## Records for the task

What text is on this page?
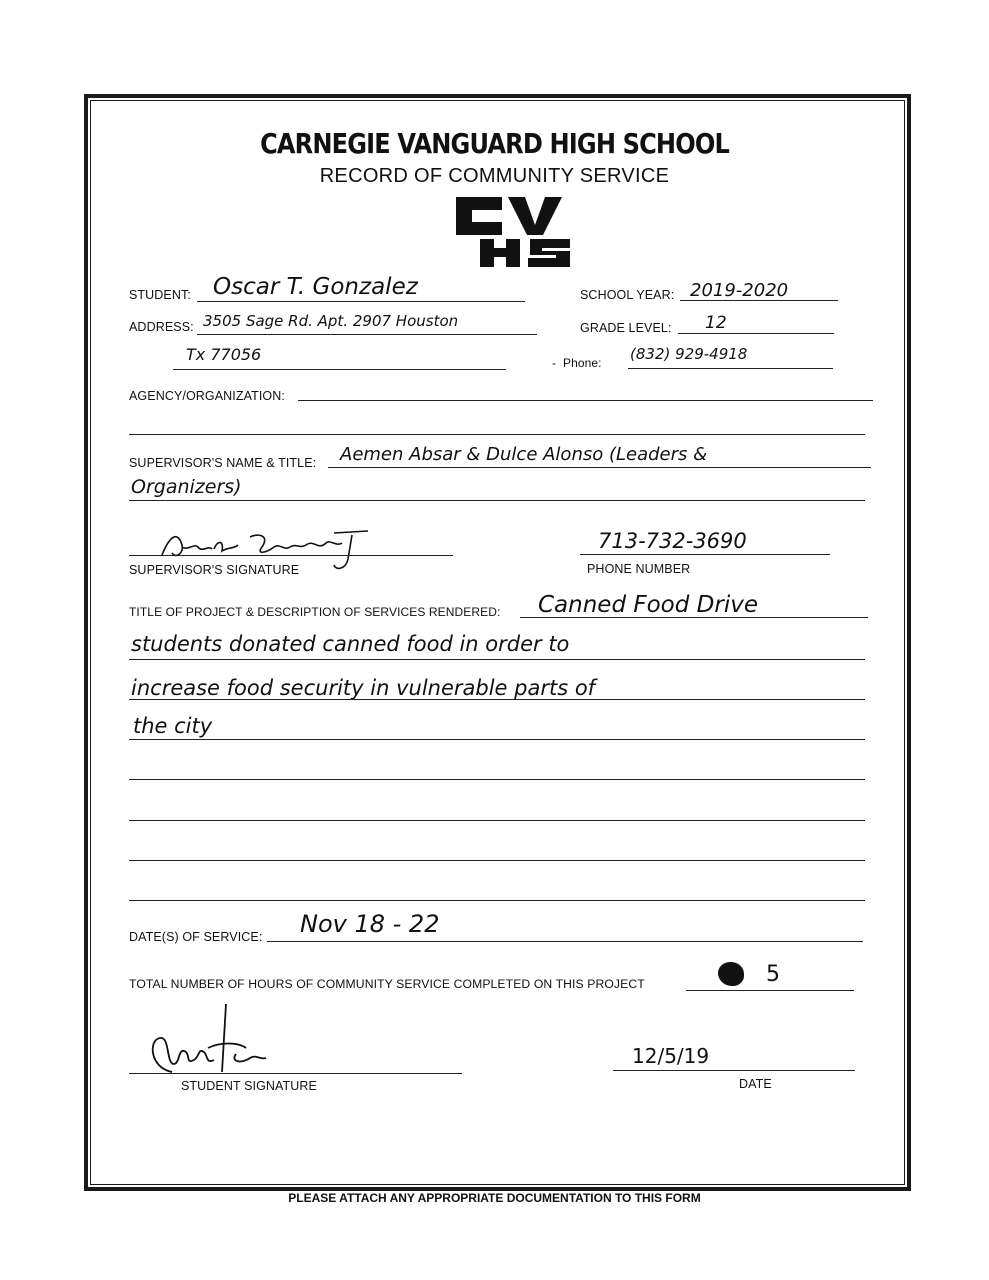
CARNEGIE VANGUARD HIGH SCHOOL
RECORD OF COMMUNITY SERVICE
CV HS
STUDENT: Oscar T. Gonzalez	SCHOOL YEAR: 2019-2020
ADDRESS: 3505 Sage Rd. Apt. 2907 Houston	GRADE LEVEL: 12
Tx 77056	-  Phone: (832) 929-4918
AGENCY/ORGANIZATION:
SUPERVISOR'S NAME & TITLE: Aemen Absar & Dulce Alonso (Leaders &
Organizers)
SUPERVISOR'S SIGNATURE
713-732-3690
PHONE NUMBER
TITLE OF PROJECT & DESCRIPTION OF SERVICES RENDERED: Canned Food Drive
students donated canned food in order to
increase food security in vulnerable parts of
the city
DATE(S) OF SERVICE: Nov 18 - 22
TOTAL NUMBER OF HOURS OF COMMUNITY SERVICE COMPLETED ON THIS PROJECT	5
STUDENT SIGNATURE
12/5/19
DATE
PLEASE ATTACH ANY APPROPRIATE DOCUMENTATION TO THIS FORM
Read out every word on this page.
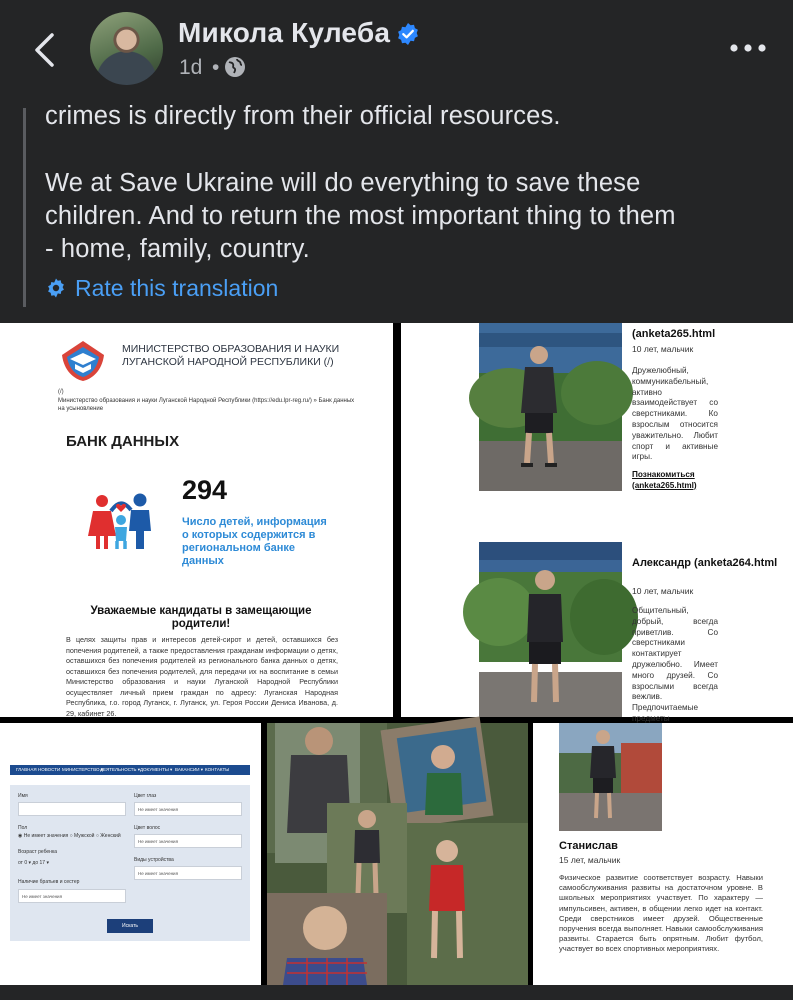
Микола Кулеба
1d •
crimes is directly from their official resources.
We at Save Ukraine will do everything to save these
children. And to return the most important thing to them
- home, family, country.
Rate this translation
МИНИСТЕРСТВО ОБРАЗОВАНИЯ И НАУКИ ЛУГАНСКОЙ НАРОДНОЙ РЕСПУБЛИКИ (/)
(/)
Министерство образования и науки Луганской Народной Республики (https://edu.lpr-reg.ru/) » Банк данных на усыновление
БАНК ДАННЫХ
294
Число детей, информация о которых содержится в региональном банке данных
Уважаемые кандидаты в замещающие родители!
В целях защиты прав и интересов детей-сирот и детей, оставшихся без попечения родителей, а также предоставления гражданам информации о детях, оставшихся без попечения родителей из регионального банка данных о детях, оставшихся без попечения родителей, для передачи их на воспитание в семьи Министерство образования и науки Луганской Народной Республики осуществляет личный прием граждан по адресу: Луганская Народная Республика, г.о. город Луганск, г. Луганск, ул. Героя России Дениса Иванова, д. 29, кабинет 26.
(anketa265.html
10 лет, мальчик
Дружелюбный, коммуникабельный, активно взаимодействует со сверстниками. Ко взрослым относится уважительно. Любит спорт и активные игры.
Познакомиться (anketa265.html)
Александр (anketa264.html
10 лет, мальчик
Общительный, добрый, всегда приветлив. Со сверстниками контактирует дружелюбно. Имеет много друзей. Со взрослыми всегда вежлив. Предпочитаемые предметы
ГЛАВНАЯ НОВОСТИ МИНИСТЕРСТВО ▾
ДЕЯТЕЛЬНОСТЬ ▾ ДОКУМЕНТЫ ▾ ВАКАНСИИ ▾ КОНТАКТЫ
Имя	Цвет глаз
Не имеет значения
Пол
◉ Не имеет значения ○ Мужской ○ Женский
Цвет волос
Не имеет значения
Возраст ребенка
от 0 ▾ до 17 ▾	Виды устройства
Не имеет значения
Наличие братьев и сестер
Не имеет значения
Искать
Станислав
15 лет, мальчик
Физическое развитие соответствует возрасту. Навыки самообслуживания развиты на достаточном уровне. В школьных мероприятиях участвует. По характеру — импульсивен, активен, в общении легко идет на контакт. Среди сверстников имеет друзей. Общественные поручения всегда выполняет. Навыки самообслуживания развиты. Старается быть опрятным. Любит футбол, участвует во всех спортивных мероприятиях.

## Problem statement
Count each line of the entries that holds the word "page", then state the total and nothing more.

## Output of the task
2